#### [Data for the task]
>> Start

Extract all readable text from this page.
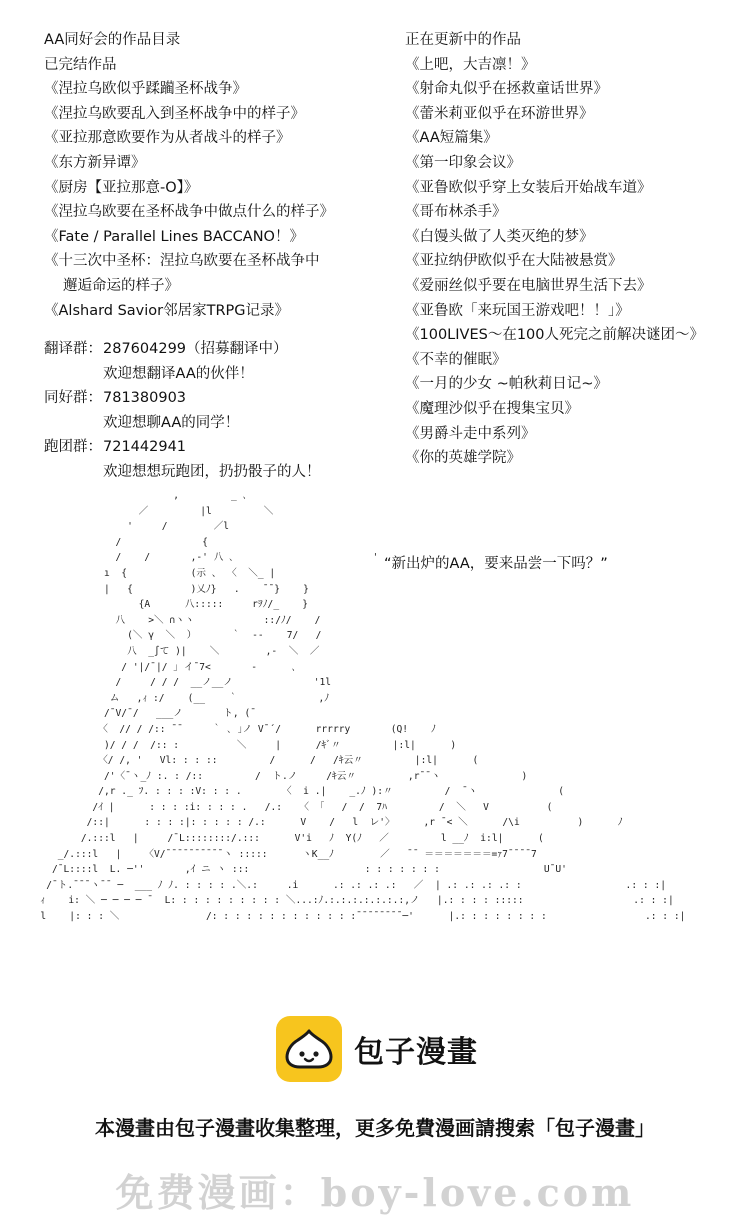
AA同好会的作品目录
已完结作品
《涅拉乌欧似乎蹂躏圣杯战争》
《涅拉乌欧要乱入到圣杯战争中的样子》
《亚拉那意欧要作为从者战斗的样子》
《东方新异谭》
《厨房【亚拉那意-O】》
《涅拉乌欧要在圣杯战争中做点什么的样子》
《Fate / Parallel Lines BACCANO！》
《十三次中圣杯：涅拉乌欧要在圣杯战争中
邂逅命运的样子》
《Alshard Savior邻居家TRPG记录》
正在更新中的作品
《上吧，大吉凛！》
《射命丸似乎在拯救童话世界》
《蕾米莉亚似乎在环游世界》
《AA短篇集》
《第一印象会议》
《亚鲁欧似乎穿上女装后开始战车道》
《哥布林杀手》
《白馒头做了人类灭绝的梦》
《亚拉纳伊欧似乎在大陆被悬赏》
《爱丽丝似乎要在电脑世界生活下去》
《亚鲁欧「来玩国王游戏吧！！」》
《100LIVES～在100人死完之前解决谜团～》
《不幸的催眠》
《一月的少女 ~帕秋莉日记~》
《魔理沙似乎在搜集宝贝》
《男爵斗走中系列》
《你的英雄学院》
翻译群： 287604299（招募翻译中）
欢迎想翻译AA的伙伴！
同好群： 781380903
欢迎想聊AA的同学！
跑团群： 721442941
欢迎想想玩跑团，扔扔骰子的人！
,         _ ､
／         |l         ＼
'     /        ／l
/              {
/    /       ,-' 八 ､                        '
ı  {           (示 、 〈  ＼_ |
|   {          )乂ﾉ}   .    ¯¯}    }
{A      八:::::     rｦﾉ/_    }
八    >＼ ∩ヽヽ            ::/ﾉ/    /
(＼ γ  ＼  ）      ｀  --    7/   /
八  _∫て )|    ＼        ,-  ＼  ／
/ '|/¯|/ ｣ イ¯7<       -      ､
/     / / /  __ノ__ノ              '1l
ム   ,ｨ :/    (__    ｀              ,ﾉ
/¯V/¯/   ___ノ       ト, (¯
〈  // / /:: ¯¯     ｀ ､ ｣ノ V¯´/      rrrrry       (Q!    ﾉ
)/ / /  /:: :          ＼     |      /ｷﾞ〃         |:l|      )
〈/ /, '   Vl: : : ::         /      /   /ｷ云〃         |:l|      (
/'〈¯ヽ_ﾉ :. : /::         /  ト.ノ     /ｷ云〃         ,r¯¯ヽ              )
/,r ._ ﾌ. : : : :V: : : .       〈  i .|    _.ﾉ ):〃         /  ¯ヽ              (
/ｲ |      : : : :i: : : : .   /.:   〈 「   /  /  7ﾊ         /  ＼   V          (
/::|      : : : :|: : : : : /.:      V    /   l  レ'〉     ,r ¯< ＼      /\i          )      ﾉ
/.:::l   |     /¯L::::::::/.:::      V'i   ﾉ  Y(ﾉ   ／         l __ﾉ  i:l|      (
_/.:::l   |    〈V/¯¯¯¯¯¯¯¯¯¯ヽ :::::      ヽK__ﾉ        ／   ¯¯ ＝＝＝＝＝＝＝=ｧ7¯¯¯¯7
/¯L::::l  L. ─''       ,ｲ ニ ヽ :::                    : : : : : : :                  U¯U'
/¯ト.¯¯¯ヽ¯¯ ─  ___ ﾉ ﾉ. : : : : .＼.:     .i      .: .: .: .:   ／  | .: .: .: .: :                  .: : :|
ｨ    i: ＼ ─ ─ ─ ─ ¯  L: : : : : : : : : : ＼...:ﾉ.:.:.:.:.:.:.:,ノ   |.: : : : :::::                   .: : :|
l    |: : : ＼               /: : : : : : : : : : : : :¯¯¯¯¯¯¯¯─'      |.: : : : : : : :                 .: : :|
“新出炉的AA，要来品尝一下吗？”
包子漫畫
本漫畫由包子漫畫收集整理，更多免費漫画請搜索「包子漫畫」
免费漫画：boy-love.com
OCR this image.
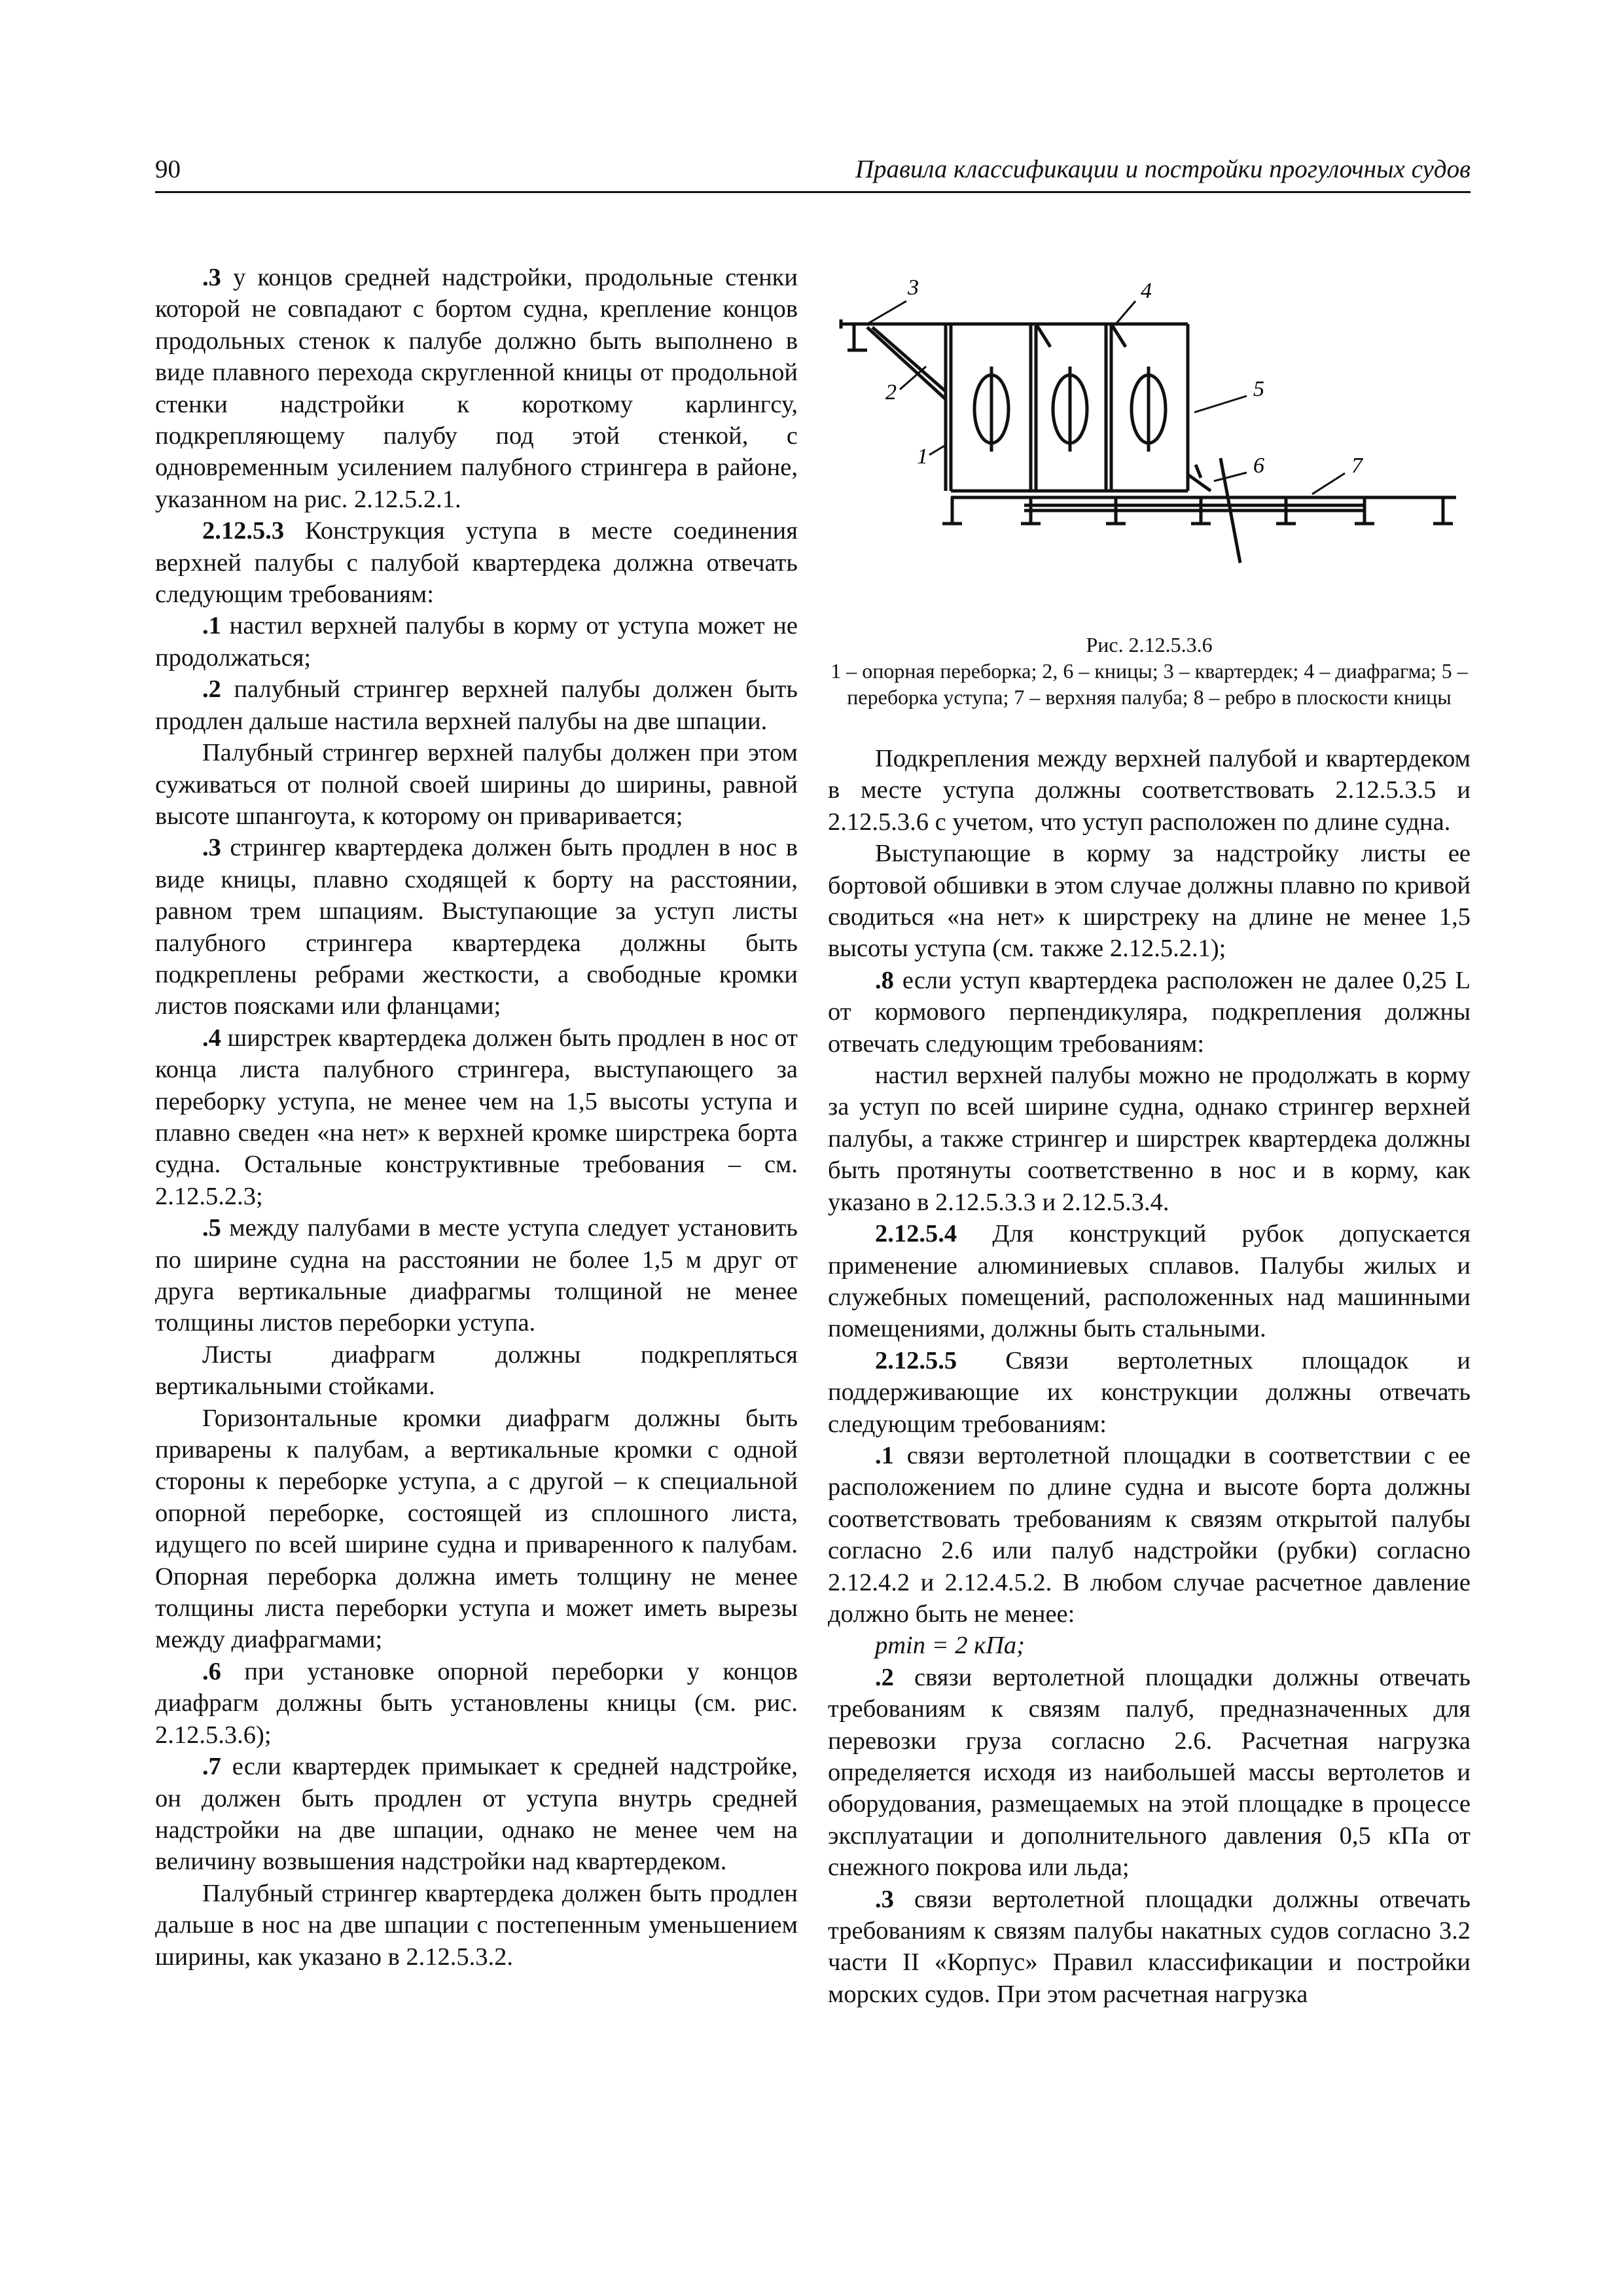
90	Правила классификации и постройки прогулочных судов

.3 у концов средней надстройки, продольные стенки которой не совпадают с бортом судна, крепление концов продольных стенок к палубе должно быть выполнено в виде плавного перехода скругленной кницы от продольной стенки надстройки к короткому карлингсу, подкрепляющему палубу под этой стенкой, с одновременным усилением палубного стрингера в районе, указанном на рис. 2.12.5.2.1.

2.12.5.3 Конструкция уступа в месте соединения верхней палубы с палубой квартердека должна отвечать следующим требованиям:

.1 настил верхней палубы в корму от уступа может не продолжаться;

.2 палубный стрингер верхней палубы должен быть продлен дальше настила верхней палубы на две шпации.

Палубный стрингер верхней палубы должен при этом суживаться от полной своей ширины до ширины, равной высоте шпангоута, к которому он приваривается;

.3 стрингер квартердека должен быть продлен в нос в виде кницы, плавно сходящей к борту на расстоянии, равном трем шпациям. Выступающие за уступ листы палубного стрингера квартердека должны быть подкреплены ребрами жесткости, а свободные кромки листов поясками или фланцами;

.4 ширстрек квартердека должен быть продлен в нос от конца листа палубного стрингера, выступающего за переборку уступа, не менее чем на 1,5 высоты уступа и плавно сведен «на нет» к верхней кромке ширстрека борта судна. Остальные конструктивные требования – см. 2.12.5.2.3;

.5 между палубами в месте уступа следует установить по ширине судна на расстоянии не более 1,5 м друг от друга вертикальные диафрагмы толщиной не менее толщины листов переборки уступа.

Листы диафрагм должны подкрепляться вертикальными стойками.

Горизонтальные кромки диафрагм должны быть приварены к палубам, а вертикальные кромки с одной стороны к переборке уступа, а с другой – к специальной опорной переборке, состоящей из сплошного листа, идущего по всей ширине судна и приваренного к палубам. Опорная переборка должна иметь толщину не менее толщины листа переборки уступа и может иметь вырезы между диафрагмами;

.6 при установке опорной переборки у концов диафрагм должны быть установлены кницы (см. рис. 2.12.5.3.6);

.7 если квартердек примыкает к средней надстройке, он должен быть продлен от уступа внутрь средней надстройки на две шпации, однако не менее чем на величину возвышения надстройки над квартердеком.

Палубный стрингер квартердека должен быть продлен дальше в нос на две шпации с постепенным уменьшением ширины, как указано в 2.12.5.3.2.

3	4
5
2
1	6	7
Рис. 2.12.5.3.6
1 – опорная переборка; 2, 6 – кницы; 3 – квартердек; 4 – диафрагма; 5 – переборка уступа; 7 – верхняя палуба; 8 – ребро в плоскости кницы

Подкрепления между верхней палубой и квартердеком в месте уступа должны соответствовать 2.12.5.3.5 и 2.12.5.3.6 с учетом, что уступ расположен по длине судна.

Выступающие в корму за надстройку листы ее бортовой обшивки в этом случае должны плавно по кривой сводиться «на нет» к ширстреку на длине не менее 1,5 высоты уступа (см. также 2.12.5.2.1);

.8 если уступ квартердека расположен не далее 0,25 L от кормового перпендикуляра, подкрепления должны отвечать следующим требованиям:

настил верхней палубы можно не продолжать в корму за уступ по всей ширине судна, однако стрингер верхней палубы, а также стрингер и ширстрек квартердека должны быть протянуты соответственно в нос и в корму, как указано в 2.12.5.3.3 и 2.12.5.3.4.

2.12.5.4 Для конструкций рубок допускается применение алюминиевых сплавов. Палубы жилых и служебных помещений, расположенных над машинными помещениями, должны быть стальными.

2.12.5.5 Связи вертолетных площадок и поддерживающие их конструкции должны отвечать следующим требованиям:

.1 связи вертолетной площадки в соответствии с ее расположением по длине судна и высоте борта должны соответствовать требованиям к связям открытой палубы согласно 2.6 или палуб надстройки (рубки) согласно 2.12.4.2 и 2.12.4.5.2. В любом случае расчетное давление должно быть не менее:

pmin = 2 кПа;

.2 связи вертолетной площадки должны отвечать требованиям к связям палуб, предназначенных для перевозки груза согласно 2.6. Расчетная нагрузка определяется исходя из наибольшей массы вертолетов и оборудования, размещаемых на этой площадке в процессе эксплуатации и дополнительного давления 0,5 кПа от снежного покрова или льда;

.3 связи вертолетной площадки должны отвечать требованиям к связям палубы накатных судов согласно 3.2 части II «Корпус» Правил классификации и постройки морских судов. При этом расчетная нагрузка
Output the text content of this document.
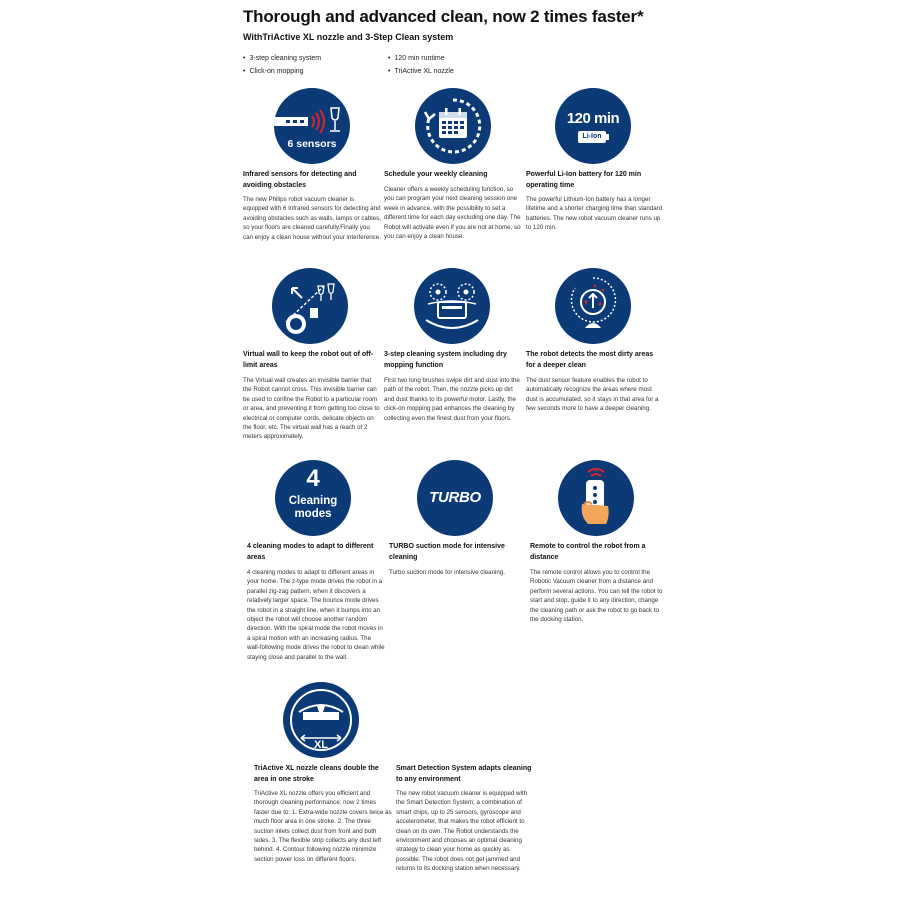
Thorough and advanced clean, now 2 times faster*
WithTriActive XL nozzle and 3-Step Clean system
• 3-step cleaning system	• 120 min runtime
• Click-on mopping	• TriActive XL nozzle
6 sensors
Infrared sensors for detecting and avoiding obstacles
The new Philips robot vacuum cleaner is equipped with 6 Infrared sensors for detecting and avoiding obstacles such as walls, lamps or cables, so your floors are cleaned carefully.Finally you can enjoy a clean house without your interference.
Schedule your weekly cleaning
Cleaner offers a weekly scheduling function, so you can program your next cleaning session one week in advance, with the possibility to set a different time for each day excluding one day. The Robot will activate even if you are not at home, so you can enjoy a clean house.
120 min
Li-Ion
Powerful Li-Ion battery for 120 min operating time
The powerful Lithium-Ion battery has a longer lifetime and a shorter charging time than standard batteries. The new robot vacuum cleaner runs up to 120 min.
Virtual wall to keep the robot out of off- limit areas
The Virtual wall creates an invisible barrier that the Robot cannot cross. This invisible barrier can be used to confine the Robot to a particular room or area, and preventing it from getting too close to electrical or computer cords, delicate objects on the floor, etc. The virtual wall has a reach of 2 meters approximately.
3-step cleaning system including dry mopping function
First two long brushes swipe dirt and dust into the path of the robot. Then, the nozzle picks up dirt and dust thanks to its powerful motor. Lastly, the click-on mopping pad enhances the cleaning by collecting even the finest dust from your floors.
The robot detects the most dirty areas for a deeper clean
The dust sensor feature enables the robot to automatically recognize the areas where most dust is accumulated, so it stays in that area for a few seconds more to have a deeper cleaning.
4
Cleaning modes
4 cleaning modes to adapt to different areas
4 cleaning modes to adapt to different areas in your home. The z-type mode drives the robot in a parallel zig-zag pattern, when it discovers a relatively larger space. The bounce mode drives the robot in a straight line, when it bumps into an object the robot will choose another random direction. With the spiral mode the robot moves in a spiral motion with an increasing radius. The wall-following mode drives the robot to clean while staying close and parallel to the wall.
TURBO
TURBO suction mode for intensive cleaning
Turbo suction mode for intensive cleaning.
Remote to control the robot from a distance
The remote control allows you to control the Robotic Vacuum cleaner from a distance and perform several actions. You can tell the robot to start and stop, guide it to any direction, change the cleaning path or ask the robot to go back to the docking station.
XL
TriActive XL nozzle cleans double the area in one stroke
TriActive XL nozzle offers you efficient and thorough cleaning performance; now 2 times faster due to: 1. Extra-wide nozzle covers twice as much floor area in one stroke. 2. The three suction inlets collect dust from front and both sides. 3. The flexible strip collects any dust left behind. 4. Contour following nozzle minimize section power loss on different floors.
Smart Detection System adapts cleaning to any environment
The new robot vacuum cleaner is equipped with the Smart Detection System; a combination of smart chips, up to 25 sensors, gyroscope and accelerometer, that makes the robot efficient to clean on its own. The Robot understands the environment and chooses an optimal cleaning strategy to clean your home as quickly as possible. The robot does not get jammed and returns to its docking station when necessary.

>> End

#### [What you will do]
Your answer should be only the number of lines that hold the word "толщины".

#### [Task solution]
2